**THE REQUEST:** Repeat, exactly and in full, the lines of the listing below, but without any pictures.
━━━ ROWS
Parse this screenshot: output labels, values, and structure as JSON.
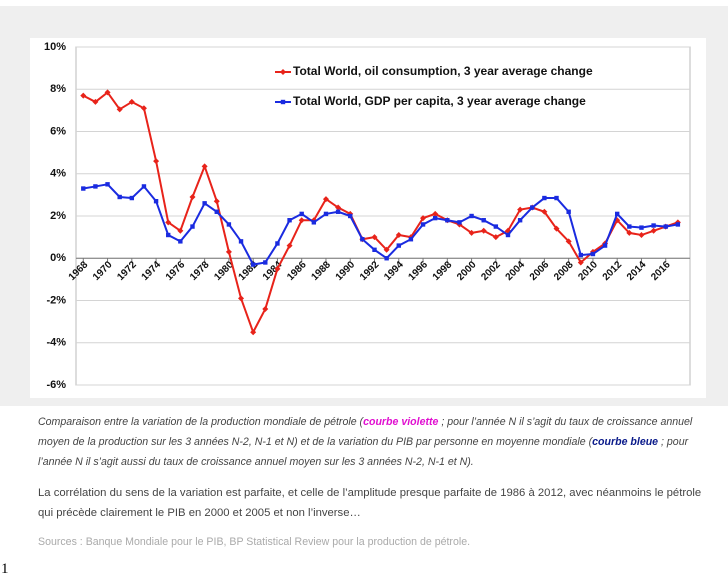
{
  "chart_data": {
    "type": "line",
    "x": [
      1968,
      1969,
      1970,
      1971,
      1972,
      1973,
      1974,
      1975,
      1976,
      1977,
      1978,
      1979,
      1980,
      1981,
      1982,
      1983,
      1984,
      1985,
      1986,
      1987,
      1988,
      1989,
      1990,
      1991,
      1992,
      1993,
      1994,
      1995,
      1996,
      1997,
      1998,
      1999,
      2000,
      2001,
      2002,
      2003,
      2004,
      2005,
      2006,
      2007,
      2008,
      2009,
      2010,
      2011,
      2012,
      2013,
      2014,
      2015,
      2016,
      2017
    ],
    "series": [
      {
        "name": "Total World, oil consumption, 3 year average change",
        "color": "#e8231a",
        "marker": "diamond",
        "values": [
          7.7,
          7.4,
          7.85,
          7.05,
          7.4,
          7.1,
          4.6,
          1.7,
          1.3,
          2.9,
          4.35,
          2.7,
          0.3,
          -1.9,
          -3.5,
          -2.4,
          -0.5,
          0.6,
          1.8,
          1.8,
          2.8,
          2.4,
          2.1,
          0.9,
          1.0,
          0.4,
          1.1,
          1.0,
          1.9,
          2.1,
          1.8,
          1.6,
          1.2,
          1.3,
          1.0,
          1.3,
          2.3,
          2.4,
          2.2,
          1.4,
          0.8,
          -0.2,
          0.3,
          0.7,
          1.8,
          1.2,
          1.1,
          1.3,
          1.5,
          1.7
        ]
      },
      {
        "name": "Total World, GDP per capita, 3 year average change",
        "color": "#1a2be0",
        "marker": "square",
        "values": [
          3.3,
          3.4,
          3.5,
          2.9,
          2.85,
          3.4,
          2.7,
          1.1,
          0.8,
          1.5,
          2.6,
          2.2,
          1.6,
          0.8,
          -0.3,
          -0.2,
          0.7,
          1.8,
          2.1,
          1.7,
          2.1,
          2.2,
          2.0,
          0.9,
          0.4,
          0.0,
          0.6,
          0.9,
          1.6,
          1.9,
          1.8,
          1.7,
          2.0,
          1.8,
          1.5,
          1.1,
          1.8,
          2.4,
          2.85,
          2.85,
          2.2,
          0.15,
          0.2,
          0.6,
          2.1,
          1.5,
          1.45,
          1.55,
          1.5,
          1.6
        ]
      }
    ],
    "xlim": [
      1967.4,
      2018
    ],
    "xticks": [
      1968,
      1970,
      1972,
      1974,
      1976,
      1978,
      1980,
      1982,
      1984,
      1986,
      1988,
      1990,
      1992,
      1994,
      1996,
      1998,
      2000,
      2002,
      2004,
      2006,
      2008,
      2010,
      2012,
      2014,
      2016
    ],
    "ylim": [
      -6,
      10
    ],
    "yticks": [
      {
        "value": -6,
        "label": "-6%"
      },
      {
        "value": -4,
        "label": "-4%"
      },
      {
        "value": -2,
        "label": "-2%"
      },
      {
        "value": 0,
        "label": "0%"
      },
      {
        "value": 2,
        "label": "2%"
      },
      {
        "value": 4,
        "label": "4%"
      },
      {
        "value": 6,
        "label": "6%"
      },
      {
        "value": 8,
        "label": "8%"
      },
      {
        "value": 10,
        "label": "10%"
      }
    ],
    "grid": true
  },
  "caption": {
    "parts": [
      "Comparaison entre la variation de la production mondiale de pétrole (",
      "courbe violette",
      " ; pour l’année N il s’agit du taux de croissance annuel moyen de la production sur les 3 années N-2, N-1 et N) et de la variation du PIB par personne en moyenne mondiale (",
      "courbe bleue",
      " ; pour l’année N il s’agit aussi du taux de croissance annuel moyen sur les 3 années N-2, N-1 et N)."
    ]
  },
  "comment": "La corrélation du sens de la variation est parfaite, et celle de l’amplitude presque parfaite de 1986 à 2012, avec néanmoins le pétrole qui précède clairement le PIB en 2000 et 2005 et non l’inverse…",
  "sources": "Sources : Banque Mondiale pour le PIB, BP Statistical Review pour la production de pétrole.",
  "page_number": "1"
}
━━━━━━
**FINISHED TASK:**
Parse this screenshot: output labels, values, and structure as JSON.
{
  "chart_data": {
    "type": "line",
    "x": [
      1968,
      1969,
      1970,
      1971,
      1972,
      1973,
      1974,
      1975,
      1976,
      1977,
      1978,
      1979,
      1980,
      1981,
      1982,
      1983,
      1984,
      1985,
      1986,
      1987,
      1988,
      1989,
      1990,
      1991,
      1992,
      1993,
      1994,
      1995,
      1996,
      1997,
      1998,
      1999,
      2000,
      2001,
      2002,
      2003,
      2004,
      2005,
      2006,
      2007,
      2008,
      2009,
      2010,
      2011,
      2012,
      2013,
      2014,
      2015,
      2016,
      2017
    ],
    "series": [
      {
        "name": "Total World, oil consumption, 3 year average change",
        "color": "#e8231a",
        "marker": "diamond",
        "values": [
          7.7,
          7.4,
          7.85,
          7.05,
          7.4,
          7.1,
          4.6,
          1.7,
          1.3,
          2.9,
          4.35,
          2.7,
          0.3,
          -1.9,
          -3.5,
          -2.4,
          -0.5,
          0.6,
          1.8,
          1.8,
          2.8,
          2.4,
          2.1,
          0.9,
          1.0,
          0.4,
          1.1,
          1.0,
          1.9,
          2.1,
          1.8,
          1.6,
          1.2,
          1.3,
          1.0,
          1.3,
          2.3,
          2.4,
          2.2,
          1.4,
          0.8,
          -0.2,
          0.3,
          0.7,
          1.8,
          1.2,
          1.1,
          1.3,
          1.5,
          1.7
        ]
      },
      {
        "name": "Total World, GDP per capita, 3 year average change",
        "color": "#1a2be0",
        "marker": "square",
        "values": [
          3.3,
          3.4,
          3.5,
          2.9,
          2.85,
          3.4,
          2.7,
          1.1,
          0.8,
          1.5,
          2.6,
          2.2,
          1.6,
          0.8,
          -0.3,
          -0.2,
          0.7,
          1.8,
          2.1,
          1.7,
          2.1,
          2.2,
          2.0,
          0.9,
          0.4,
          0.0,
          0.6,
          0.9,
          1.6,
          1.9,
          1.8,
          1.7,
          2.0,
          1.8,
          1.5,
          1.1,
          1.8,
          2.4,
          2.85,
          2.85,
          2.2,
          0.15,
          0.2,
          0.6,
          2.1,
          1.5,
          1.45,
          1.55,
          1.5,
          1.6
        ]
      }
    ],
    "xlim": [
      1967.4,
      2018
    ],
    "xticks": [
      1968,
      1970,
      1972,
      1974,
      1976,
      1978,
      1980,
      1982,
      1984,
      1986,
      1988,
      1990,
      1992,
      1994,
      1996,
      1998,
      2000,
      2002,
      2004,
      2006,
      2008,
      2010,
      2012,
      2014,
      2016
    ],
    "ylim": [
      -6,
      10
    ],
    "yticks": [
      {
        "value": -6,
        "label": "-6%"
      },
      {
        "value": -4,
        "label": "-4%"
      },
      {
        "value": -2,
        "label": "-2%"
      },
      {
        "value": 0,
        "label": "0%"
      },
      {
        "value": 2,
        "label": "2%"
      },
      {
        "value": 4,
        "label": "4%"
      },
      {
        "value": 6,
        "label": "6%"
      },
      {
        "value": 8,
        "label": "8%"
      },
      {
        "value": 10,
        "label": "10%"
      }
    ],
    "grid": true
  },
  "caption": {
    "parts": [
      "Comparaison entre la variation de la production mondiale de pétrole (",
      "courbe violette",
      " ; pour l’année N il s’agit du taux de croissance annuel moyen de la production sur les 3 années N-2, N-1 et N) et de la variation du PIB par personne en moyenne mondiale (",
      "courbe bleue",
      " ; pour l’année N il s’agit aussi du taux de croissance annuel moyen sur les 3 années N-2, N-1 et N)."
    ]
  },
  "comment": "La corrélation du sens de la variation est parfaite, et celle de l’amplitude presque parfaite de 1986 à 2012, avec néanmoins le pétrole qui précède clairement le PIB en 2000 et 2005 et non l’inverse…",
  "sources": "Sources : Banque Mondiale pour le PIB, BP Statistical Review pour la production de pétrole.",
  "page_number": "1"
}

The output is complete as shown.